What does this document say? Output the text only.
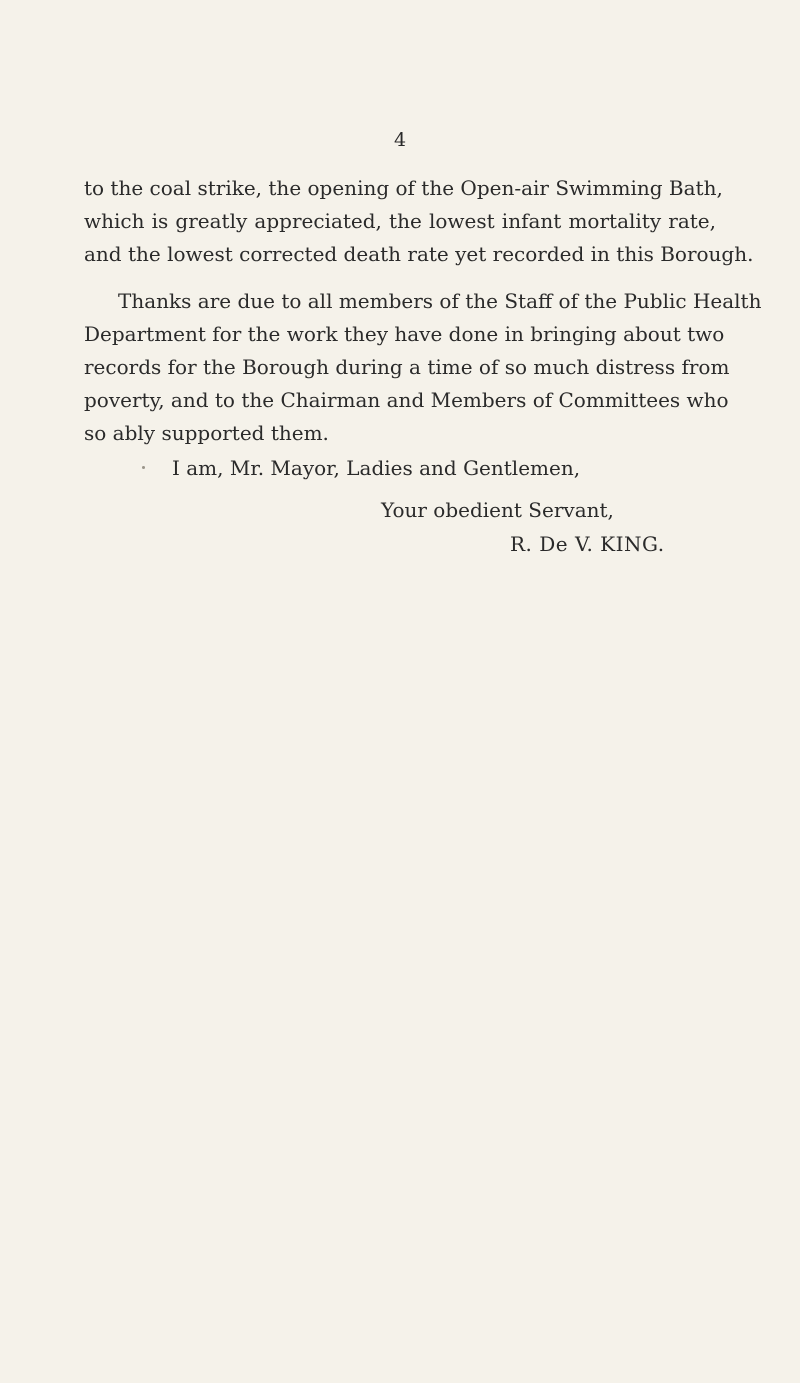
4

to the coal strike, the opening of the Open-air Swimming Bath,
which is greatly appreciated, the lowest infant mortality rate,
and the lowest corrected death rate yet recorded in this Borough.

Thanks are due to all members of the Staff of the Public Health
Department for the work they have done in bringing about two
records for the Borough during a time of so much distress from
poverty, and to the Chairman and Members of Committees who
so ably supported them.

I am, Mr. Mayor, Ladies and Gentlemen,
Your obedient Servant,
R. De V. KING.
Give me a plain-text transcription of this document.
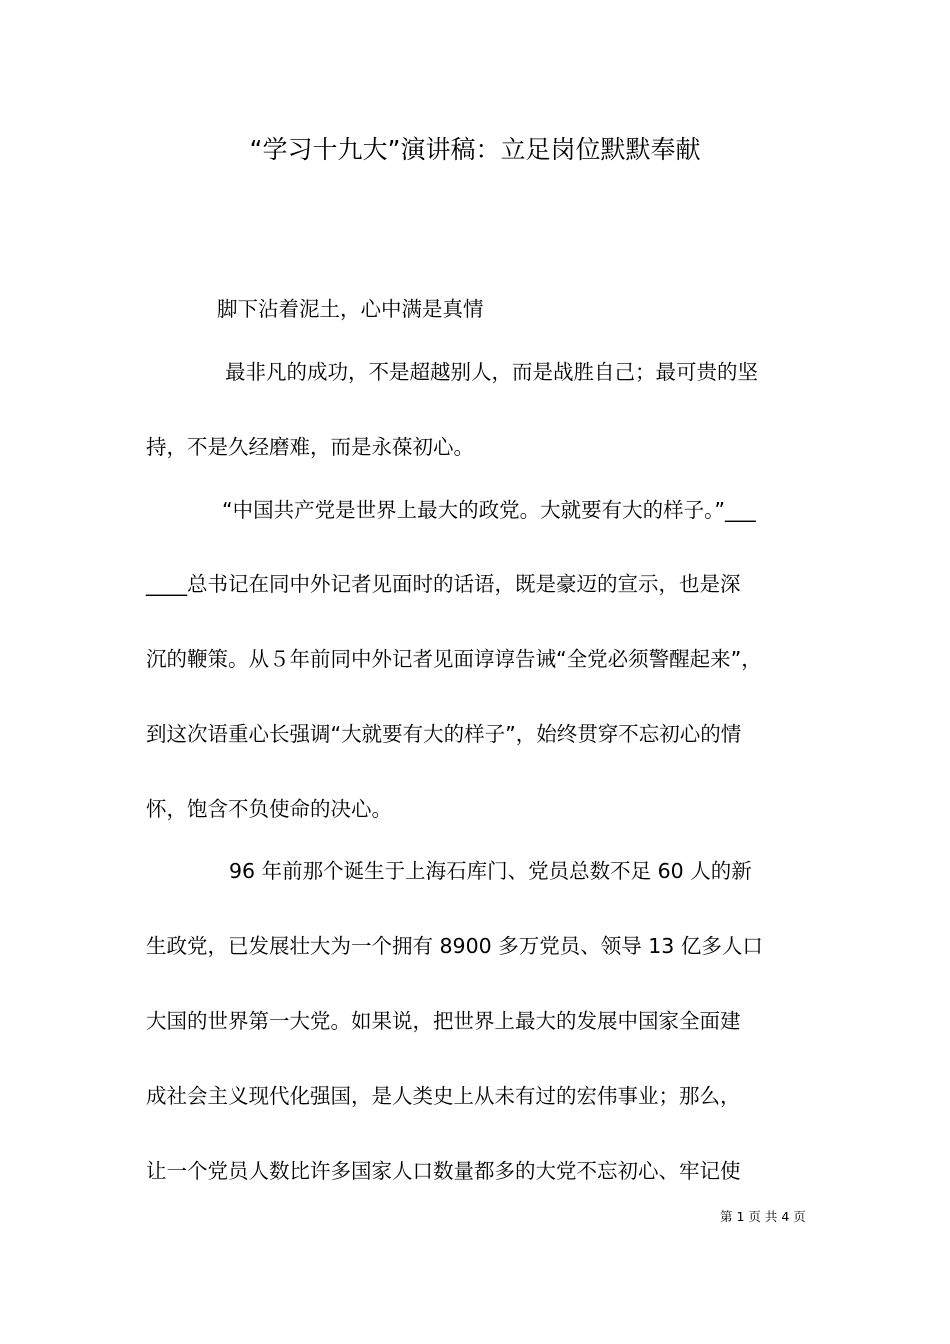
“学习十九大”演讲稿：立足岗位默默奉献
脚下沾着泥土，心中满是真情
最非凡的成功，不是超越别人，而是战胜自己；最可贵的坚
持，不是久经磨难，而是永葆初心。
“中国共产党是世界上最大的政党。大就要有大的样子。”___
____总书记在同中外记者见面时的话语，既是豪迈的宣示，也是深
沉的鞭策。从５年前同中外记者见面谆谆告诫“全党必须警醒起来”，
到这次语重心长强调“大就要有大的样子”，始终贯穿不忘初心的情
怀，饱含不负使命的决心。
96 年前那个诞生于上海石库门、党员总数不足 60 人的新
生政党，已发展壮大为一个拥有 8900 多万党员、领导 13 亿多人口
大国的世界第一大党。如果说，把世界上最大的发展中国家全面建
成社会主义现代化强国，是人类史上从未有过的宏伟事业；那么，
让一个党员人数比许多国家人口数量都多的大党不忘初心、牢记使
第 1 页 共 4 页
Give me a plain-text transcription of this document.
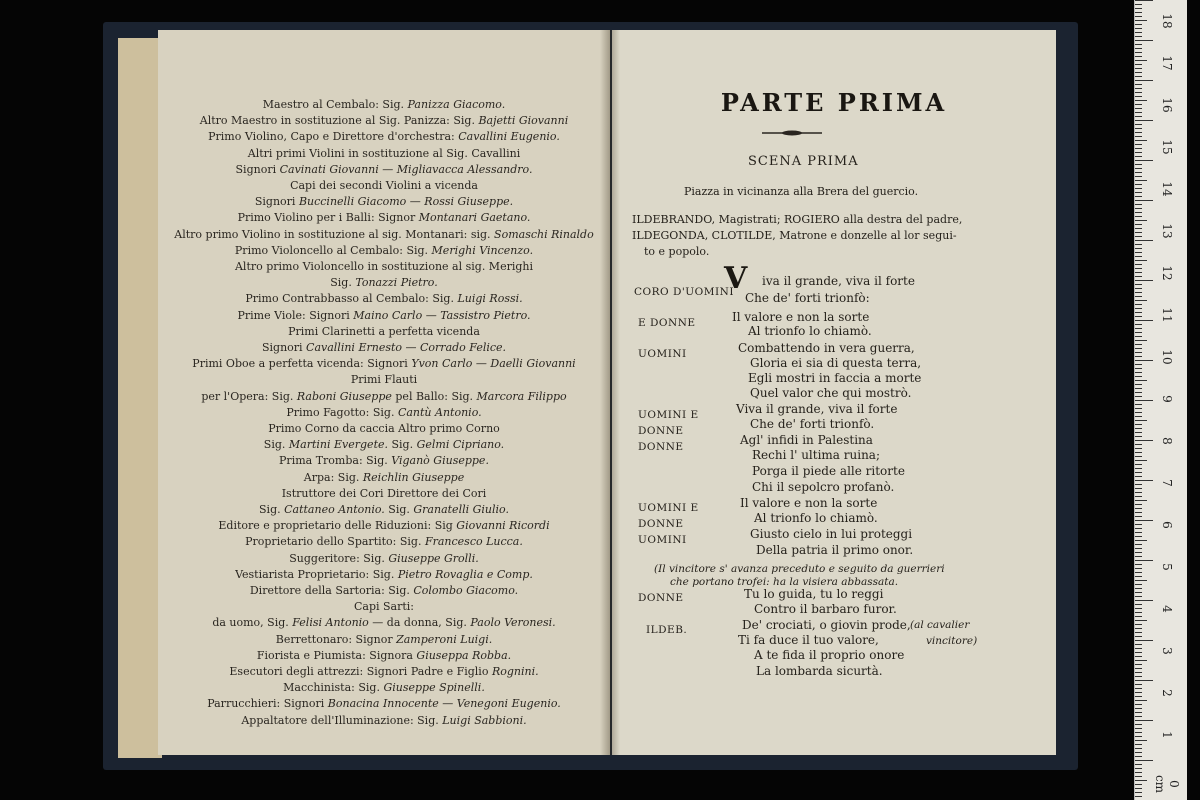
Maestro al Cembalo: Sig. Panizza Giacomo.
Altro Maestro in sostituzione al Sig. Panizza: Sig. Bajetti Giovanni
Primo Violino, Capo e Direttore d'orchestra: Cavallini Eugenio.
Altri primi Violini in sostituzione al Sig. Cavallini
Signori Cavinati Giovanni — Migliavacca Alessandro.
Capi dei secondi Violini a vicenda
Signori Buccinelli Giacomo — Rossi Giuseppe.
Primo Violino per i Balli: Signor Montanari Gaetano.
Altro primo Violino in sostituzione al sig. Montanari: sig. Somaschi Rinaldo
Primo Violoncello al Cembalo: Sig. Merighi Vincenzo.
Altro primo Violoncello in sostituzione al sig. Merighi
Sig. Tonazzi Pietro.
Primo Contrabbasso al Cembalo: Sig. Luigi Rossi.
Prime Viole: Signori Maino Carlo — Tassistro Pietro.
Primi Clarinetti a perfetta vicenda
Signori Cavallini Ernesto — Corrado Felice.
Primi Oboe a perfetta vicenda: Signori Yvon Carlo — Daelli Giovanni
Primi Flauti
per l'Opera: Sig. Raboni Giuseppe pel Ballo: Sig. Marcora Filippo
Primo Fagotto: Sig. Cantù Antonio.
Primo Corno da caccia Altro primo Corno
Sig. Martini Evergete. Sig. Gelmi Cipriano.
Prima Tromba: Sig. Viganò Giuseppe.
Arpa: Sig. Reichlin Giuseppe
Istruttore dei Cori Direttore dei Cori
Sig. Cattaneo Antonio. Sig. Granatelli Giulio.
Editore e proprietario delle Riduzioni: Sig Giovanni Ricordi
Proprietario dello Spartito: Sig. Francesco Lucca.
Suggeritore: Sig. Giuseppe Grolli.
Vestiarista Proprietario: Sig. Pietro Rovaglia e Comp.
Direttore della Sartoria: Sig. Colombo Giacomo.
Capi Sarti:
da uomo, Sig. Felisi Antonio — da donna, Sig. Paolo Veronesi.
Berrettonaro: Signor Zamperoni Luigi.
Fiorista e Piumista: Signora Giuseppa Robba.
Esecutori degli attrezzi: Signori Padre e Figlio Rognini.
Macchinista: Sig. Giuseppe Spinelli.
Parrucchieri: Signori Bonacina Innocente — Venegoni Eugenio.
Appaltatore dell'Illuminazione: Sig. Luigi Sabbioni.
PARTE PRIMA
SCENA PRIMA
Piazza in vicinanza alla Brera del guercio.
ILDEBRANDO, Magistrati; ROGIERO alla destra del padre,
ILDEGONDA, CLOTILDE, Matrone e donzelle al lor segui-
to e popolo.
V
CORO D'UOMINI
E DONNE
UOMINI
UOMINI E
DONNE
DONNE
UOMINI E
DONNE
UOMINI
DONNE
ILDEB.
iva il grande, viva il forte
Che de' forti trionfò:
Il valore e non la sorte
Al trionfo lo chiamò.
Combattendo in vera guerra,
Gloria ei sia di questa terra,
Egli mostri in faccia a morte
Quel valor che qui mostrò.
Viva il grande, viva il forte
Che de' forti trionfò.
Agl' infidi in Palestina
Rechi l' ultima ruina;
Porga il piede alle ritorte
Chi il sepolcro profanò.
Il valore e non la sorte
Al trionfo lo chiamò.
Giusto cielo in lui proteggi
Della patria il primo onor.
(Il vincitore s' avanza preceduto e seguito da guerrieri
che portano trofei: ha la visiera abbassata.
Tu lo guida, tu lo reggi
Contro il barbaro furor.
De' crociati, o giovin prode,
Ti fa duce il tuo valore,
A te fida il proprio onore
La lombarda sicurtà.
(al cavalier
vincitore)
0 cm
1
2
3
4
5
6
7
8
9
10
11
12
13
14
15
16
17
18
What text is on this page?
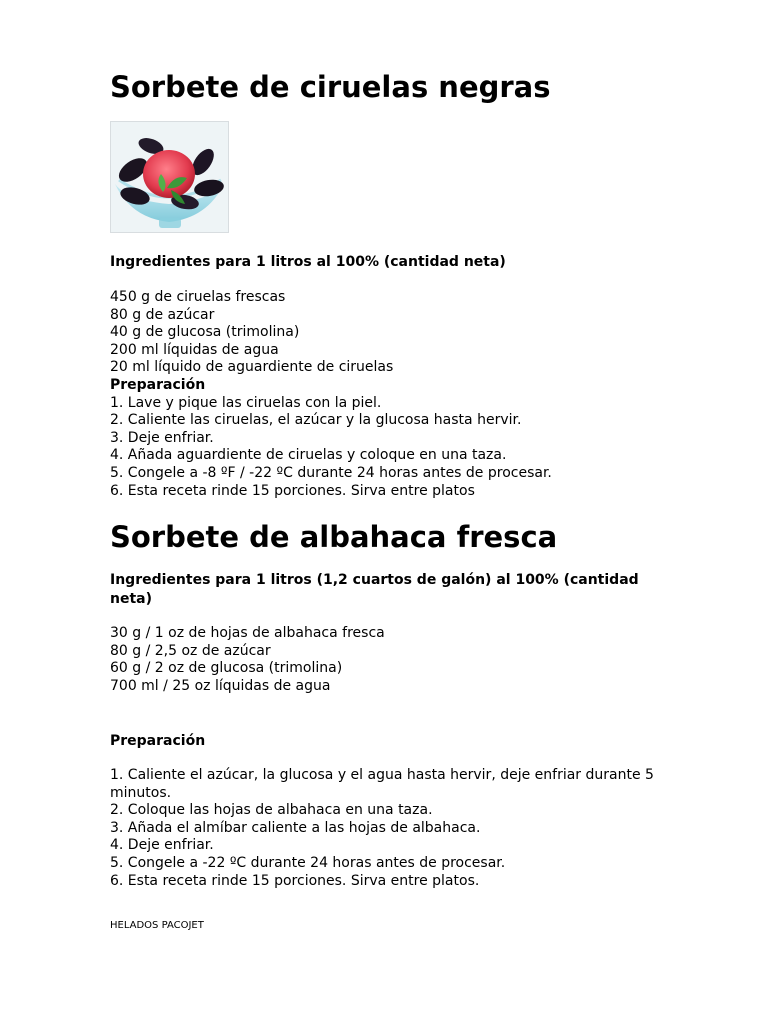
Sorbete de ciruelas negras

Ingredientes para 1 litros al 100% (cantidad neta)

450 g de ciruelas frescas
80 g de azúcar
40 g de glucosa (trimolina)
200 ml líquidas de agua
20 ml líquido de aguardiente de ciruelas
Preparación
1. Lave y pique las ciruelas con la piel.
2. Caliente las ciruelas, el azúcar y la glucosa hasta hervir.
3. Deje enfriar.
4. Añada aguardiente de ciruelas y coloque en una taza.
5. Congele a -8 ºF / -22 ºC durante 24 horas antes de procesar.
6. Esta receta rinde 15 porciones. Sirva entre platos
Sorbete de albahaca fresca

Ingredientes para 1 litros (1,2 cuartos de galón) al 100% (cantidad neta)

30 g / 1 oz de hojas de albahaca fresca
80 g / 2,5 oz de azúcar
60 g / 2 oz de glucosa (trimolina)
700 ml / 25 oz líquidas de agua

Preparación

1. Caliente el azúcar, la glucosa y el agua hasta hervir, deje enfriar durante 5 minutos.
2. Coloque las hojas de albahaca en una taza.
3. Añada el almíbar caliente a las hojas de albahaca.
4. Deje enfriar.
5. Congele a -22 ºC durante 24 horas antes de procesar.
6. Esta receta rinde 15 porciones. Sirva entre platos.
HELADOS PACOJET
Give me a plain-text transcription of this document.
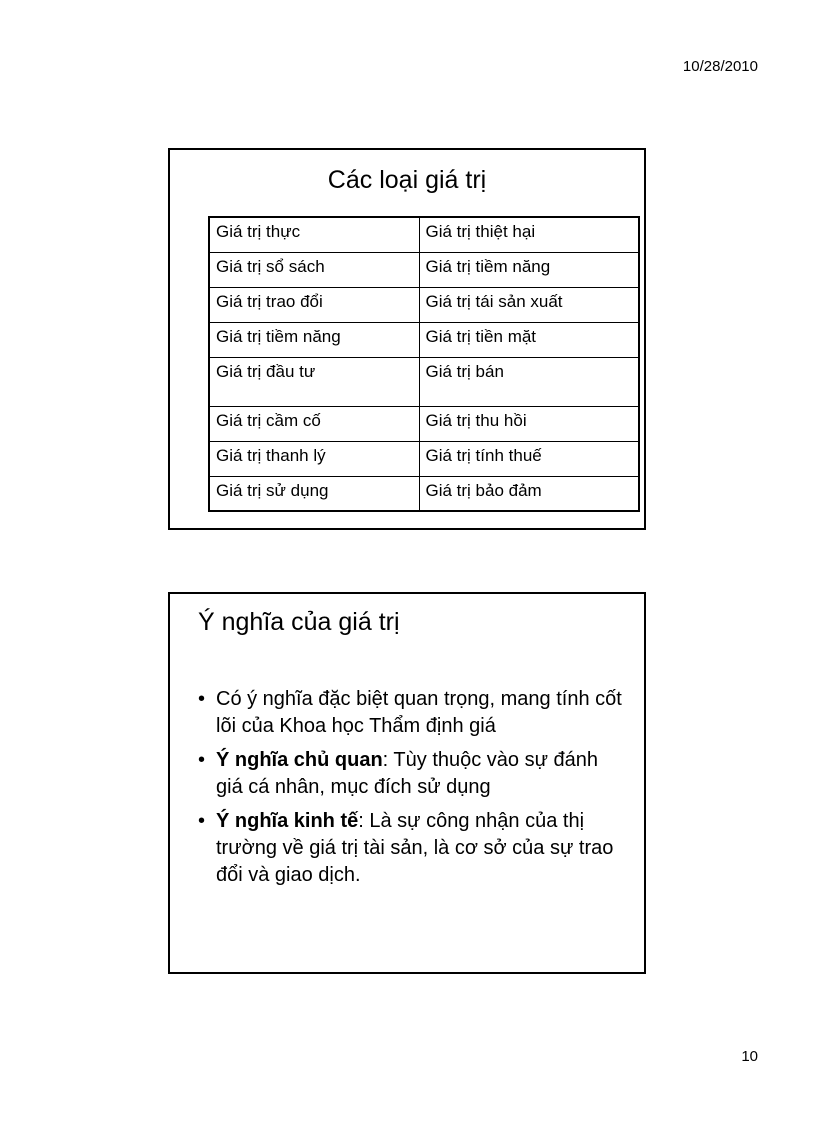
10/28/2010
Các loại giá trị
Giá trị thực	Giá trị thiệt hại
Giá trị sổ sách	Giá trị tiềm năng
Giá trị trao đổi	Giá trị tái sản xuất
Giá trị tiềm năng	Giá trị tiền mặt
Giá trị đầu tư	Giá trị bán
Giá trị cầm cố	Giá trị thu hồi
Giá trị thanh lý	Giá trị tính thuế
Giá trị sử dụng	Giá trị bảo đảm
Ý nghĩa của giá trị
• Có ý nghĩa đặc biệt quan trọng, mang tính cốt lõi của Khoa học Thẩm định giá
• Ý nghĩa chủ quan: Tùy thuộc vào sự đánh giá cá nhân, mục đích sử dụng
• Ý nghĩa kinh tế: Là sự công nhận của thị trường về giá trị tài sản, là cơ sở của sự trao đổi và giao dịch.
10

-=-=-

▸ **SHORT TASK**
Leave out every picture and copy the rest of the records exactly.

▸ **TASK RESPONSE**
What does this document say? Output the text only.
4

to the coal strike, the opening of the Open-air Swimming Bath,
which is greatly appreciated, the lowest infant mortality rate,
and the lowest corrected death rate yet recorded in this Borough.

Thanks are due to all members of the Staff of the Public Health
Department for the work they have done in bringing about two
records for the Borough during a time of so much distress from
poverty, and to the Chairman and Members of Committees who
so ably supported them.

I am, Mr. Mayor, Ladies and Gentlemen,
Your obedient Servant,
R. De V. KING.
Give me a plain-text transcription of this document.
“学习十九大”演讲稿：立足岗位默默奉献
脚下沾着泥土，心中满是真情
最非凡的成功，不是超越别人，而是战胜自己；最可贵的坚
持，不是久经磨难，而是永葆初心。
“中国共产党是世界上最大的政党。大就要有大的样子。”___
____总书记在同中外记者见面时的话语，既是豪迈的宣示，也是深
沉的鞭策。从５年前同中外记者见面谆谆告诫“全党必须警醒起来”，
到这次语重心长强调“大就要有大的样子”，始终贯穿不忘初心的情
怀，饱含不负使命的决心。
96 年前那个诞生于上海石库门、党员总数不足 60 人的新
生政党，已发展壮大为一个拥有 8900 多万党员、领导 13 亿多人口
大国的世界第一大党。如果说，把世界上最大的发展中国家全面建
成社会主义现代化强国，是人类史上从未有过的宏伟事业；那么，
让一个党员人数比许多国家人口数量都多的大党不忘初心、牢记使
第 1 页 共 4 页
Give me a plain-text transcription of this document.
Maestro al Cembalo: Sig. Panizza Giacomo.
Altro Maestro in sostituzione al Sig. Panizza: Sig. Bajetti Giovanni
Primo Violino, Capo e Direttore d'orchestra: Cavallini Eugenio.
Altri primi Violini in sostituzione al Sig. Cavallini
Signori Cavinati Giovanni — Migliavacca Alessandro.
Capi dei secondi Violini a vicenda
Signori Buccinelli Giacomo — Rossi Giuseppe.
Primo Violino per i Balli: Signor Montanari Gaetano.
Altro primo Violino in sostituzione al sig. Montanari: sig. Somaschi Rinaldo
Primo Violoncello al Cembalo: Sig. Merighi Vincenzo.
Altro primo Violoncello in sostituzione al sig. Merighi
Sig. Tonazzi Pietro.
Primo Contrabbasso al Cembalo: Sig. Luigi Rossi.
Prime Viole: Signori Maino Carlo — Tassistro Pietro.
Primi Clarinetti a perfetta vicenda
Signori Cavallini Ernesto — Corrado Felice.
Primi Oboe a perfetta vicenda: Signori Yvon Carlo — Daelli Giovanni
Primi Flauti
per l'Opera: Sig. Raboni Giuseppe pel Ballo: Sig. Marcora Filippo
Primo Fagotto: Sig. Cantù Antonio.
Primo Corno da caccia Altro primo Corno
Sig. Martini Evergete. Sig. Gelmi Cipriano.
Prima Tromba: Sig. Viganò Giuseppe.
Arpa: Sig. Reichlin Giuseppe
Istruttore dei Cori Direttore dei Cori
Sig. Cattaneo Antonio. Sig. Granatelli Giulio.
Editore e proprietario delle Riduzioni: Sig Giovanni Ricordi
Proprietario dello Spartito: Sig. Francesco Lucca.
Suggeritore: Sig. Giuseppe Grolli.
Vestiarista Proprietario: Sig. Pietro Rovaglia e Comp.
Direttore della Sartoria: Sig. Colombo Giacomo.
Capi Sarti:
da uomo, Sig. Felisi Antonio — da donna, Sig. Paolo Veronesi.
Berrettonaro: Signor Zamperoni Luigi.
Fiorista e Piumista: Signora Giuseppa Robba.
Esecutori degli attrezzi: Signori Padre e Figlio Rognini.
Macchinista: Sig. Giuseppe Spinelli.
Parrucchieri: Signori Bonacina Innocente — Venegoni Eugenio.
Appaltatore dell'Illuminazione: Sig. Luigi Sabbioni.
PARTE PRIMA
SCENA PRIMA
Piazza in vicinanza alla Brera del guercio.
ILDEBRANDO, Magistrati; ROGIERO alla destra del padre,
ILDEGONDA, CLOTILDE, Matrone e donzelle al lor segui-
to e popolo.
V
CORO D'UOMINI
E DONNE
UOMINI
UOMINI E
DONNE
DONNE
UOMINI E
DONNE
UOMINI
DONNE
ILDEB.
iva il grande, viva il forte
Che de' forti trionfò:
Il valore e non la sorte
Al trionfo lo chiamò.
Combattendo in vera guerra,
Gloria ei sia di questa terra,
Egli mostri in faccia a morte
Quel valor che qui mostrò.
Viva il grande, viva il forte
Che de' forti trionfò.
Agl' infidi in Palestina
Rechi l' ultima ruina;
Porga il piede alle ritorte
Chi il sepolcro profanò.
Il valore e non la sorte
Al trionfo lo chiamò.
Giusto cielo in lui proteggi
Della patria il primo onor.
(Il vincitore s' avanza preceduto e seguito da guerrieri
che portano trofei: ha la visiera abbassata.
Tu lo guida, tu lo reggi
Contro il barbaro furor.
De' crociati, o giovin prode,
Ti fa duce il tuo valore,
A te fida il proprio onore
La lombarda sicurtà.
(al cavalier
vincitore)
0 cm
1
2
3
4
5
6
7
8
9
10
11
12
13
14
15
16
17
18
What text is on this page?
Sorbete de ciruelas negras

Ingredientes para 1 litros al 100% (cantidad neta)

450 g de ciruelas frescas
80 g de azúcar
40 g de glucosa (trimolina)
200 ml líquidas de agua
20 ml líquido de aguardiente de ciruelas
Preparación
1. Lave y pique las ciruelas con la piel.
2. Caliente las ciruelas, el azúcar y la glucosa hasta hervir.
3. Deje enfriar.
4. Añada aguardiente de ciruelas y coloque en una taza.
5. Congele a -8 ºF / -22 ºC durante 24 horas antes de procesar.
6. Esta receta rinde 15 porciones. Sirva entre platos
Sorbete de albahaca fresca

Ingredientes para 1 litros (1,2 cuartos de galón) al 100% (cantidad neta)

30 g / 1 oz de hojas de albahaca fresca
80 g / 2,5 oz de azúcar
60 g / 2 oz de glucosa (trimolina)
700 ml / 25 oz líquidas de agua

Preparación

1. Caliente el azúcar, la glucosa y el agua hasta hervir, deje enfriar durante 5 minutos.
2. Coloque las hojas de albahaca en una taza.
3. Añada el almíbar caliente a las hojas de albahaca.
4. Deje enfriar.
5. Congele a -22 ºC durante 24 horas antes de procesar.
6. Esta receta rinde 15 porciones. Sirva entre platos.
HELADOS PACOJET
Give me a plain-text transcription of this document.
10/28/2010
Các loại giá trị
Giá trị thực	Giá trị thiệt hại
Giá trị sổ sách	Giá trị tiềm năng
Giá trị trao đổi	Giá trị tái sản xuất
Giá trị tiềm năng	Giá trị tiền mặt
Giá trị đầu tư	Giá trị bán
Giá trị cầm cố	Giá trị thu hồi
Giá trị thanh lý	Giá trị tính thuế
Giá trị sử dụng	Giá trị bảo đảm
Ý nghĩa của giá trị
• Có ý nghĩa đặc biệt quan trọng, mang tính cốt lõi của Khoa học Thẩm định giá
• Ý nghĩa chủ quan: Tùy thuộc vào sự đánh giá cá nhân, mục đích sử dụng
• Ý nghĩa kinh tế: Là sự công nhận của thị trường về giá trị tài sản, là cơ sở của sự trao đổi và giao dịch.
10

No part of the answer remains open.